WHAT NEEDS TO BE DONE
Below are the records. Count the lines containing the string "takes", and reply with the number alone.

RECORDED INFORMATION

* * *

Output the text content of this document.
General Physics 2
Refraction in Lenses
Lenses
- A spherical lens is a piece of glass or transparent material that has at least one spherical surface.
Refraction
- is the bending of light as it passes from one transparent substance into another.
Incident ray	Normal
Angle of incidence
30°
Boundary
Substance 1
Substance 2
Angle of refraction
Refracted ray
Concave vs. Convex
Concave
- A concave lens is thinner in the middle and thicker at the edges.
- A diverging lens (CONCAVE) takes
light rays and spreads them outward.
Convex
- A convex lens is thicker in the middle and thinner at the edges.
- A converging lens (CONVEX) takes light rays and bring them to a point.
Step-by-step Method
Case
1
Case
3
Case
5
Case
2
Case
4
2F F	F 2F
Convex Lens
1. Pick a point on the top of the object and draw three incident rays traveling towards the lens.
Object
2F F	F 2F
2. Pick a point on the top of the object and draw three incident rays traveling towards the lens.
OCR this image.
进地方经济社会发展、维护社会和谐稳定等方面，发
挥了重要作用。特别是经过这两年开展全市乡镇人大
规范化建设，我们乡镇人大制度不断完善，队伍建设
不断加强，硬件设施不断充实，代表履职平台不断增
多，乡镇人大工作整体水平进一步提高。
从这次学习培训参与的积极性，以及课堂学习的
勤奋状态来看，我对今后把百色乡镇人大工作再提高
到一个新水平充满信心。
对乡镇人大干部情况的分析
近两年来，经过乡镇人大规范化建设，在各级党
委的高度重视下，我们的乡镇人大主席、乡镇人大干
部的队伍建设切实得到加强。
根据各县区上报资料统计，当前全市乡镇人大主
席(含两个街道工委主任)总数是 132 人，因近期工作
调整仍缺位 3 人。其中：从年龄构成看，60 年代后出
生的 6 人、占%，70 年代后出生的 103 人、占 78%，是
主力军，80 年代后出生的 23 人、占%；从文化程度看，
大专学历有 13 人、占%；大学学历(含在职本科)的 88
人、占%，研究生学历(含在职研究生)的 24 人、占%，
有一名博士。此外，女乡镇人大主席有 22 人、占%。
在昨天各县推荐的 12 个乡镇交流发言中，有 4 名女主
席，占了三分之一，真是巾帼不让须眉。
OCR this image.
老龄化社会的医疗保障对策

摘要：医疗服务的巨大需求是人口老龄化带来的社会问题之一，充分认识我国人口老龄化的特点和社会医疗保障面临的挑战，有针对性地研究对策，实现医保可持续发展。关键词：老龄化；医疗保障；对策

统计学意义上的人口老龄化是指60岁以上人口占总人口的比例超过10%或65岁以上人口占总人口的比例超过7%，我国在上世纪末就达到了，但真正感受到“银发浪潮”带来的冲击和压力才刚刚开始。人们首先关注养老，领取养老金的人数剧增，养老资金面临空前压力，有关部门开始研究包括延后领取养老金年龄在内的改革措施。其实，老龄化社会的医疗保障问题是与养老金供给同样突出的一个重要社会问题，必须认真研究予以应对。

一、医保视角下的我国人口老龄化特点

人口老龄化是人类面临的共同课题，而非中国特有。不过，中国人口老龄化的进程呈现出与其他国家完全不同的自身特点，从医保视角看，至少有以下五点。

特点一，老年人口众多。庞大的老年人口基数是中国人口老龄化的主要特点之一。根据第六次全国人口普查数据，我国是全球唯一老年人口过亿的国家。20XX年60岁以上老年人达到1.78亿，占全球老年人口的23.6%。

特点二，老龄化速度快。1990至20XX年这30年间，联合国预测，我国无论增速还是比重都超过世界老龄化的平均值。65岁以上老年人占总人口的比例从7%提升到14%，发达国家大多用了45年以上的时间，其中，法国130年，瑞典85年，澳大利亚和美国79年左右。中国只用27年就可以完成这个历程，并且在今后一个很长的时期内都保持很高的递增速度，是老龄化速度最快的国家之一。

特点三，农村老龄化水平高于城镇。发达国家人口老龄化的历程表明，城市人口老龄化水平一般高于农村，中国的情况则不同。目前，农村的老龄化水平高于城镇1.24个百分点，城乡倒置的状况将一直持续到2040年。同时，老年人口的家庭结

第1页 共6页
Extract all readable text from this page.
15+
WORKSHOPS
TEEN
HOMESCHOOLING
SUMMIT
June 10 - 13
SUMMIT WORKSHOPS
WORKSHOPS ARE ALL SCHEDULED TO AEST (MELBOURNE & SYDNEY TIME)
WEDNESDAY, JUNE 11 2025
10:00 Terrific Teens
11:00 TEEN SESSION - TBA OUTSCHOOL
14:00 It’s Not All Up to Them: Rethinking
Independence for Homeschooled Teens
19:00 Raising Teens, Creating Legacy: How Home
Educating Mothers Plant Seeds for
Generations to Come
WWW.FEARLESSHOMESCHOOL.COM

* * *

RESPONSE BELOW
2